→ **WHAT YOU HAVE TO DO**
Could you give back every entry below exactly, with the pictures dropped?

============

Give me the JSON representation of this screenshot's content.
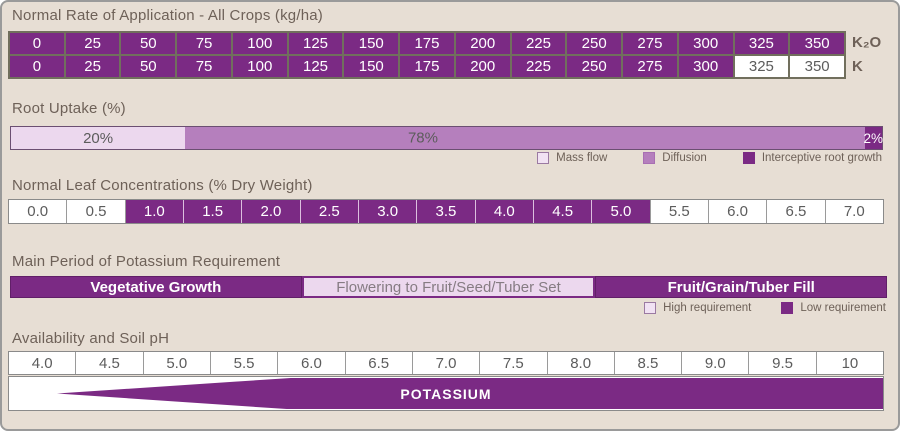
{
  "palette": {
    "dark_purple": "#7b2a84",
    "medium_purple": "#b57fbd",
    "light_pink": "#ecd8ee",
    "background_beige": "#e7ded4",
    "title_text": "#6e6158",
    "cell_text": "#5c5c5c",
    "table_border_olive": "#716f5d"
  },
  "application": {
    "title": "Normal Rate of Application - All Crops (kg/ha)",
    "values": [
      "0",
      "25",
      "50",
      "75",
      "100",
      "125",
      "150",
      "175",
      "200",
      "225",
      "250",
      "275",
      "300",
      "325",
      "350"
    ],
    "rows": [
      {
        "label": "K₂O",
        "purple_count": 15
      },
      {
        "label": "K",
        "purple_count": 13
      }
    ]
  },
  "root_uptake": {
    "title": "Root Uptake (%)",
    "segments": [
      {
        "label": "20%",
        "pct": 20,
        "style": "light"
      },
      {
        "label": "78%",
        "pct": 78,
        "style": "medium"
      },
      {
        "label": "2%",
        "pct": 2,
        "style": "dark"
      }
    ],
    "legend": [
      {
        "label": "Mass flow",
        "style": "light"
      },
      {
        "label": "Diffusion",
        "style": "medium"
      },
      {
        "label": "Interceptive root growth",
        "style": "dark"
      }
    ]
  },
  "leaf": {
    "title": "Normal Leaf Concentrations (% Dry Weight)",
    "values": [
      "0.0",
      "0.5",
      "1.0",
      "1.5",
      "2.0",
      "2.5",
      "3.0",
      "3.5",
      "4.0",
      "4.5",
      "5.0",
      "5.5",
      "6.0",
      "6.5",
      "7.0"
    ],
    "purple_from": 2,
    "purple_to": 10
  },
  "period": {
    "title": "Main Period of Potassium Requirement",
    "segments": [
      {
        "label": "Vegetative Growth",
        "style": "dark"
      },
      {
        "label": "Flowering to Fruit/Seed/Tuber Set",
        "style": "light"
      },
      {
        "label": "Fruit/Grain/Tuber Fill",
        "style": "dark"
      }
    ],
    "legend": [
      {
        "label": "High requirement",
        "style": "light"
      },
      {
        "label": "Low requirement",
        "style": "dark"
      }
    ]
  },
  "ph": {
    "title": "Availability and Soil pH",
    "values": [
      "4.0",
      "4.5",
      "5.0",
      "5.5",
      "6.0",
      "6.5",
      "7.0",
      "7.5",
      "8.0",
      "8.5",
      "9.0",
      "9.5",
      "10"
    ],
    "wedge_label": "POTASSIUM"
  },
  "chart_data": [
    {
      "type": "table",
      "title": "Normal Rate of Application - All Crops (kg/ha)",
      "categories": [
        0,
        25,
        50,
        75,
        100,
        125,
        150,
        175,
        200,
        225,
        250,
        275,
        300,
        325,
        350
      ],
      "series": [
        {
          "name": "K₂O",
          "highlighted_values": [
            0,
            25,
            50,
            75,
            100,
            125,
            150,
            175,
            200,
            225,
            250,
            275,
            300,
            325,
            350
          ]
        },
        {
          "name": "K",
          "highlighted_values": [
            0,
            25,
            50,
            75,
            100,
            125,
            150,
            175,
            200,
            225,
            250,
            275,
            300
          ]
        }
      ],
      "note": "highlighted = purple cells; K row cells 325 and 350 are unhighlighted (white)"
    },
    {
      "type": "bar",
      "title": "Root Uptake (%)",
      "categories": [
        "Mass flow",
        "Diffusion",
        "Interceptive root growth"
      ],
      "values": [
        20,
        78,
        2
      ],
      "unit": "%",
      "layout": "single stacked horizontal bar",
      "legend_position": "below-right"
    },
    {
      "type": "table",
      "title": "Normal Leaf Concentrations (% Dry Weight)",
      "categories": [
        0.0,
        0.5,
        1.0,
        1.5,
        2.0,
        2.5,
        3.0,
        3.5,
        4.0,
        4.5,
        5.0,
        5.5,
        6.0,
        6.5,
        7.0
      ],
      "highlighted_range": [
        1.0,
        5.0
      ],
      "note": "values 1.0 through 5.0 shown purple (normal range)"
    },
    {
      "type": "bar",
      "title": "Main Period of Potassium Requirement",
      "categories": [
        "Vegetative Growth",
        "Flowering to Fruit/Seed/Tuber Set",
        "Fruit/Grain/Tuber Fill"
      ],
      "values": [
        "low requirement (dark)",
        "high requirement (light)",
        "low requirement (dark)"
      ],
      "legend": [
        "High requirement",
        "Low requirement"
      ],
      "legend_position": "below-right"
    },
    {
      "type": "area",
      "title": "Availability and Soil pH",
      "x": [
        4.0,
        4.5,
        5.0,
        5.5,
        6.0,
        6.5,
        7.0,
        7.5,
        8.0,
        8.5,
        9.0,
        9.5,
        10
      ],
      "label": "POTASSIUM",
      "shape": "purple wedge: tip near pH 4.4, widens to full band height by ~pH 6.1, stays full through pH 10"
    }
  ]
}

============

→ **RESPONSE AREA**
Give me the JSON representation of this screenshot's content.
{
  "palette": {
    "dark_purple": "#7b2a84",
    "medium_purple": "#b57fbd",
    "light_pink": "#ecd8ee",
    "background_beige": "#e7ded4",
    "title_text": "#6e6158",
    "cell_text": "#5c5c5c",
    "table_border_olive": "#716f5d"
  },
  "application": {
    "title": "Normal Rate of Application - All Crops (kg/ha)",
    "values": [
      "0",
      "25",
      "50",
      "75",
      "100",
      "125",
      "150",
      "175",
      "200",
      "225",
      "250",
      "275",
      "300",
      "325",
      "350"
    ],
    "rows": [
      {
        "label": "K₂O",
        "purple_count": 15
      },
      {
        "label": "K",
        "purple_count": 13
      }
    ]
  },
  "root_uptake": {
    "title": "Root Uptake (%)",
    "segments": [
      {
        "label": "20%",
        "pct": 20,
        "style": "light"
      },
      {
        "label": "78%",
        "pct": 78,
        "style": "medium"
      },
      {
        "label": "2%",
        "pct": 2,
        "style": "dark"
      }
    ],
    "legend": [
      {
        "label": "Mass flow",
        "style": "light"
      },
      {
        "label": "Diffusion",
        "style": "medium"
      },
      {
        "label": "Interceptive root growth",
        "style": "dark"
      }
    ]
  },
  "leaf": {
    "title": "Normal Leaf Concentrations (% Dry Weight)",
    "values": [
      "0.0",
      "0.5",
      "1.0",
      "1.5",
      "2.0",
      "2.5",
      "3.0",
      "3.5",
      "4.0",
      "4.5",
      "5.0",
      "5.5",
      "6.0",
      "6.5",
      "7.0"
    ],
    "purple_from": 2,
    "purple_to": 10
  },
  "period": {
    "title": "Main Period of Potassium Requirement",
    "segments": [
      {
        "label": "Vegetative Growth",
        "style": "dark"
      },
      {
        "label": "Flowering to Fruit/Seed/Tuber Set",
        "style": "light"
      },
      {
        "label": "Fruit/Grain/Tuber Fill",
        "style": "dark"
      }
    ],
    "legend": [
      {
        "label": "High requirement",
        "style": "light"
      },
      {
        "label": "Low requirement",
        "style": "dark"
      }
    ]
  },
  "ph": {
    "title": "Availability and Soil pH",
    "values": [
      "4.0",
      "4.5",
      "5.0",
      "5.5",
      "6.0",
      "6.5",
      "7.0",
      "7.5",
      "8.0",
      "8.5",
      "9.0",
      "9.5",
      "10"
    ],
    "wedge_label": "POTASSIUM"
  },
  "chart_data": [
    {
      "type": "table",
      "title": "Normal Rate of Application - All Crops (kg/ha)",
      "categories": [
        0,
        25,
        50,
        75,
        100,
        125,
        150,
        175,
        200,
        225,
        250,
        275,
        300,
        325,
        350
      ],
      "series": [
        {
          "name": "K₂O",
          "highlighted_values": [
            0,
            25,
            50,
            75,
            100,
            125,
            150,
            175,
            200,
            225,
            250,
            275,
            300,
            325,
            350
          ]
        },
        {
          "name": "K",
          "highlighted_values": [
            0,
            25,
            50,
            75,
            100,
            125,
            150,
            175,
            200,
            225,
            250,
            275,
            300
          ]
        }
      ],
      "note": "highlighted = purple cells; K row cells 325 and 350 are unhighlighted (white)"
    },
    {
      "type": "bar",
      "title": "Root Uptake (%)",
      "categories": [
        "Mass flow",
        "Diffusion",
        "Interceptive root growth"
      ],
      "values": [
        20,
        78,
        2
      ],
      "unit": "%",
      "layout": "single stacked horizontal bar",
      "legend_position": "below-right"
    },
    {
      "type": "table",
      "title": "Normal Leaf Concentrations (% Dry Weight)",
      "categories": [
        0.0,
        0.5,
        1.0,
        1.5,
        2.0,
        2.5,
        3.0,
        3.5,
        4.0,
        4.5,
        5.0,
        5.5,
        6.0,
        6.5,
        7.0
      ],
      "highlighted_range": [
        1.0,
        5.0
      ],
      "note": "values 1.0 through 5.0 shown purple (normal range)"
    },
    {
      "type": "bar",
      "title": "Main Period of Potassium Requirement",
      "categories": [
        "Vegetative Growth",
        "Flowering to Fruit/Seed/Tuber Set",
        "Fruit/Grain/Tuber Fill"
      ],
      "values": [
        "low requirement (dark)",
        "high requirement (light)",
        "low requirement (dark)"
      ],
      "legend": [
        "High requirement",
        "Low requirement"
      ],
      "legend_position": "below-right"
    },
    {
      "type": "area",
      "title": "Availability and Soil pH",
      "x": [
        4.0,
        4.5,
        5.0,
        5.5,
        6.0,
        6.5,
        7.0,
        7.5,
        8.0,
        8.5,
        9.0,
        9.5,
        10
      ],
      "label": "POTASSIUM",
      "shape": "purple wedge: tip near pH 4.4, widens to full band height by ~pH 6.1, stays full through pH 10"
    }
  ]
}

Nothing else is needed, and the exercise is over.